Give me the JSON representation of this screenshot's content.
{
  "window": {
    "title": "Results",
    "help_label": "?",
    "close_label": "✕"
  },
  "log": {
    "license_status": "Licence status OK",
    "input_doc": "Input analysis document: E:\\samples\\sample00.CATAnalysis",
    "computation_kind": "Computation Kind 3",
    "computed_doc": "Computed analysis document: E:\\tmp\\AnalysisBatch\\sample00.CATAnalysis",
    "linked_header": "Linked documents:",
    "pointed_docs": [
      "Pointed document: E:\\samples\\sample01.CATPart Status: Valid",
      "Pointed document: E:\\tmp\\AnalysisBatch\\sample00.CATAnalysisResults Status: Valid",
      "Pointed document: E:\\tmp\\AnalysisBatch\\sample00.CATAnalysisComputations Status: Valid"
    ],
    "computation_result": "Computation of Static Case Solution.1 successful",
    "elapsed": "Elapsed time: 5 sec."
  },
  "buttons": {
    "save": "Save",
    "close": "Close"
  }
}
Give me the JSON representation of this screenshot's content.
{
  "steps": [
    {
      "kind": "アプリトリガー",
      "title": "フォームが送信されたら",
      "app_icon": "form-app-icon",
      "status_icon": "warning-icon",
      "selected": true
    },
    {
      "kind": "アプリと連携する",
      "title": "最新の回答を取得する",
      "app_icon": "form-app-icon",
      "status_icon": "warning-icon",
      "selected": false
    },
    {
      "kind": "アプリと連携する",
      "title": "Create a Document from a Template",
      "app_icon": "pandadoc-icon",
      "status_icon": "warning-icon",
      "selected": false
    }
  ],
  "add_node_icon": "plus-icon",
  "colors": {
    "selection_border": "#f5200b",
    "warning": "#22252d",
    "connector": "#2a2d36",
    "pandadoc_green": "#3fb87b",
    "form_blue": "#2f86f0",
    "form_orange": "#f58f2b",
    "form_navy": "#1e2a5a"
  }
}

Problem. Print the listing above in full, exactly as it is.

Output of the exercise.
Give me the JSON representation of this screenshot's content.
{
  "window": {
    "title": "Results",
    "help_label": "?",
    "close_label": "✕"
  },
  "log": {
    "license_status": "Licence status OK",
    "input_doc": "Input analysis document: E:\\samples\\sample00.CATAnalysis",
    "computation_kind": "Computation Kind 3",
    "computed_doc": "Computed analysis document: E:\\tmp\\AnalysisBatch\\sample00.CATAnalysis",
    "linked_header": "Linked documents:",
    "pointed_docs": [
      "Pointed document: E:\\samples\\sample01.CATPart Status: Valid",
      "Pointed document: E:\\tmp\\AnalysisBatch\\sample00.CATAnalysisResults Status: Valid",
      "Pointed document: E:\\tmp\\AnalysisBatch\\sample00.CATAnalysisComputations Status: Valid"
    ],
    "computation_result": "Computation of Static Case Solution.1 successful",
    "elapsed": "Elapsed time: 5 sec."
  },
  "buttons": {
    "save": "Save",
    "close": "Close"
  }
}
Give me the JSON representation of this screenshot's content.
{
  "steps": [
    {
      "kind": "アプリトリガー",
      "title": "フォームが送信されたら",
      "app_icon": "form-app-icon",
      "status_icon": "warning-icon",
      "selected": true
    },
    {
      "kind": "アプリと連携する",
      "title": "最新の回答を取得する",
      "app_icon": "form-app-icon",
      "status_icon": "warning-icon",
      "selected": false
    },
    {
      "kind": "アプリと連携する",
      "title": "Create a Document from a Template",
      "app_icon": "pandadoc-icon",
      "status_icon": "warning-icon",
      "selected": false
    }
  ],
  "add_node_icon": "plus-icon",
  "colors": {
    "selection_border": "#f5200b",
    "warning": "#22252d",
    "connector": "#2a2d36",
    "pandadoc_green": "#3fb87b",
    "form_blue": "#2f86f0",
    "form_orange": "#f58f2b",
    "form_navy": "#1e2a5a"
  }
}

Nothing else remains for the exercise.